▸ DIRECTIVE
Your task is to copy every line of the records below that contains "What".

▸ EXTRACTED RECORDS
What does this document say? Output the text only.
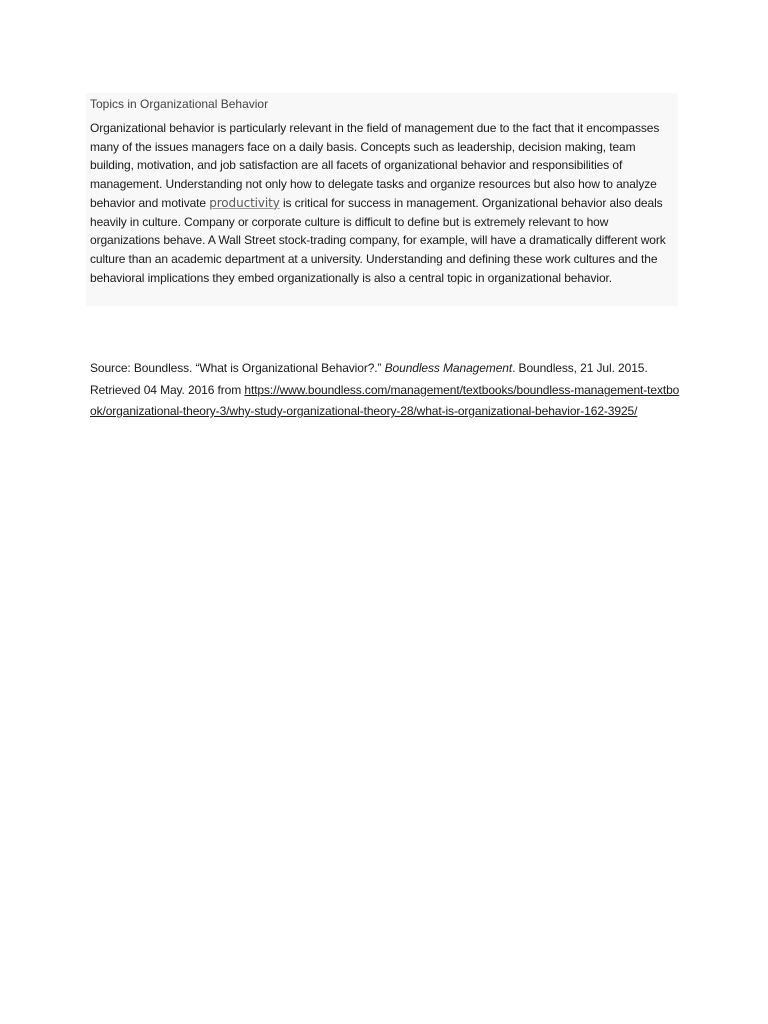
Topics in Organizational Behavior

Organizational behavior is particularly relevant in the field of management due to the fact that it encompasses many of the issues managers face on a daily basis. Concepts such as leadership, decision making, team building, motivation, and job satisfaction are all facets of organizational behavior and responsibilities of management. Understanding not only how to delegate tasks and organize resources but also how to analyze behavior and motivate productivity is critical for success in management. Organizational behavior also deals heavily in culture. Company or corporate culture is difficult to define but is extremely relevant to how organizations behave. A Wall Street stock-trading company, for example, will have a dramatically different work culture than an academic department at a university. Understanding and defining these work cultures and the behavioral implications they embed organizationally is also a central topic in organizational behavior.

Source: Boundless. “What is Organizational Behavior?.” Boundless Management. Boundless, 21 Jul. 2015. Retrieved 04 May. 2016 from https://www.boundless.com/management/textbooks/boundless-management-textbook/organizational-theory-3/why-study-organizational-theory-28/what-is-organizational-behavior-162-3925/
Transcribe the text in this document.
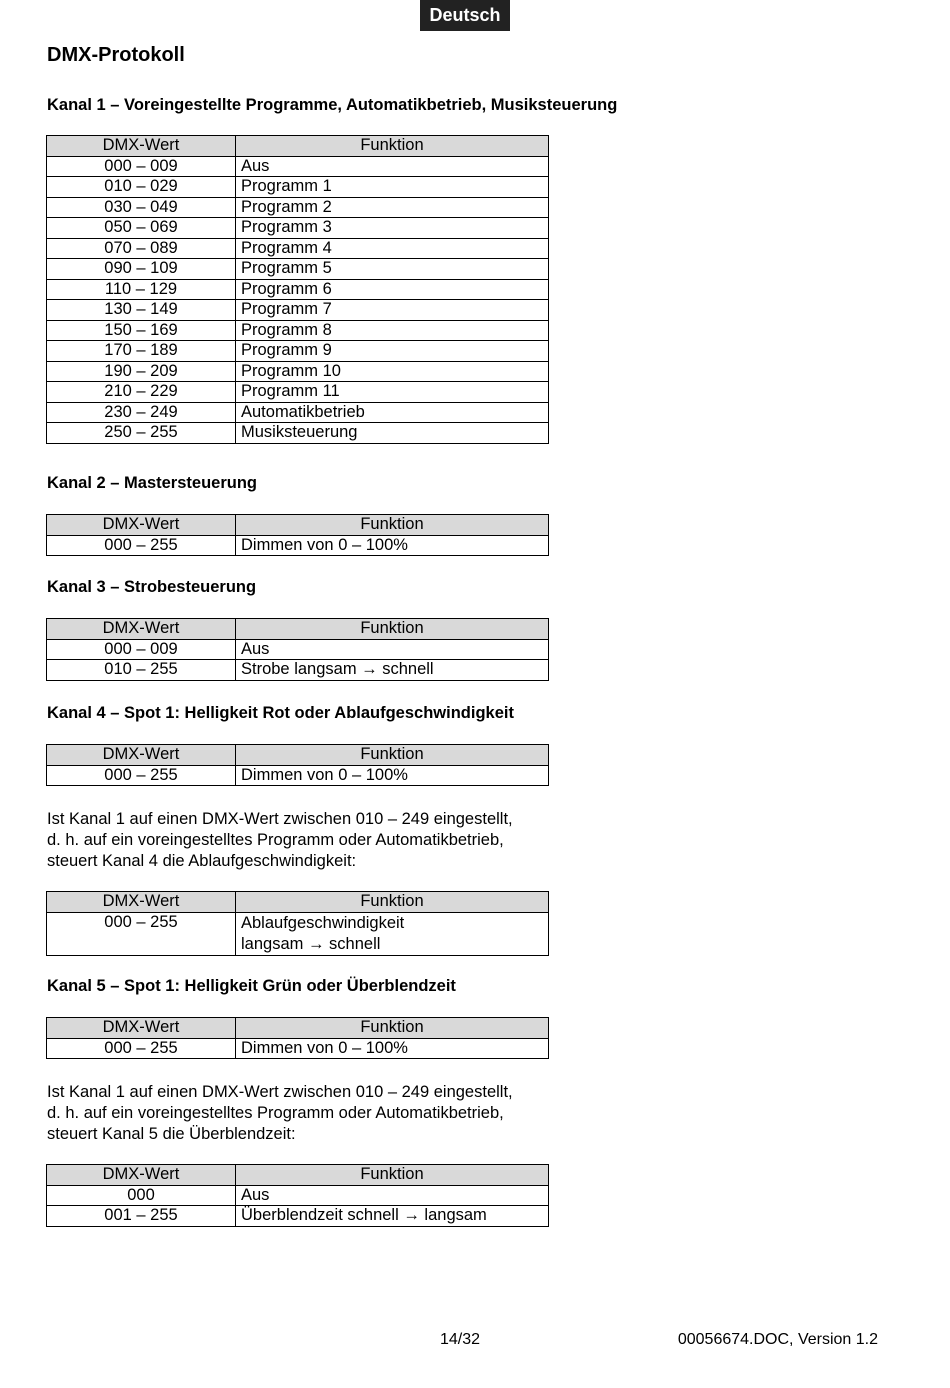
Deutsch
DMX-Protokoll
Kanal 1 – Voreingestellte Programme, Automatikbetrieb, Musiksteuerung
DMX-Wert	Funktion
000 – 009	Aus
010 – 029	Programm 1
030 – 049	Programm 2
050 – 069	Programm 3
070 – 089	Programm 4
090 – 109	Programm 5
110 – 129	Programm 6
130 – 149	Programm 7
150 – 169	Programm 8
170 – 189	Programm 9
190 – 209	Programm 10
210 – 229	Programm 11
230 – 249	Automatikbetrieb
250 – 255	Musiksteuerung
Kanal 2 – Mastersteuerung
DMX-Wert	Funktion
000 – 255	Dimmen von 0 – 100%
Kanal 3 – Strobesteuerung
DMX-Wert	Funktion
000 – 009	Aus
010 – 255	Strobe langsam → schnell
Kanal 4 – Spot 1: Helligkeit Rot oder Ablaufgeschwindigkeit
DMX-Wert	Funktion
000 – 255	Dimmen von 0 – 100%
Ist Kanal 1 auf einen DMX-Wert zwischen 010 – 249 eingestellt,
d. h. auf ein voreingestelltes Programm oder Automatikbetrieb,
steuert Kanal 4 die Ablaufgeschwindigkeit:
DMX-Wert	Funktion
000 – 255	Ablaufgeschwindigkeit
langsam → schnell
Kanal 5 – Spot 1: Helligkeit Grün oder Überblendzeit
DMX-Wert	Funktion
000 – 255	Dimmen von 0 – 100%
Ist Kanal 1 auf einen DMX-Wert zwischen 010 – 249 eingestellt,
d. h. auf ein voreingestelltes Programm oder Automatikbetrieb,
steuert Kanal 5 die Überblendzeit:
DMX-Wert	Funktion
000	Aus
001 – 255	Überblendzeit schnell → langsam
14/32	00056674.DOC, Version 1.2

▸ TASK RESPONSE
What does this document say? Output the text only.
Source: Boundless. “What is Organizational Behavior?.” Boundless Management. Boundless, 21 Jul. 2015. Retrieved 04 May. 2016 from https://www.boundless.com/management/textbooks/boundless-management-textbook/organizational-theory-3/why-study-organizational-theory-28/what-is-organizational-behavior-162-3925/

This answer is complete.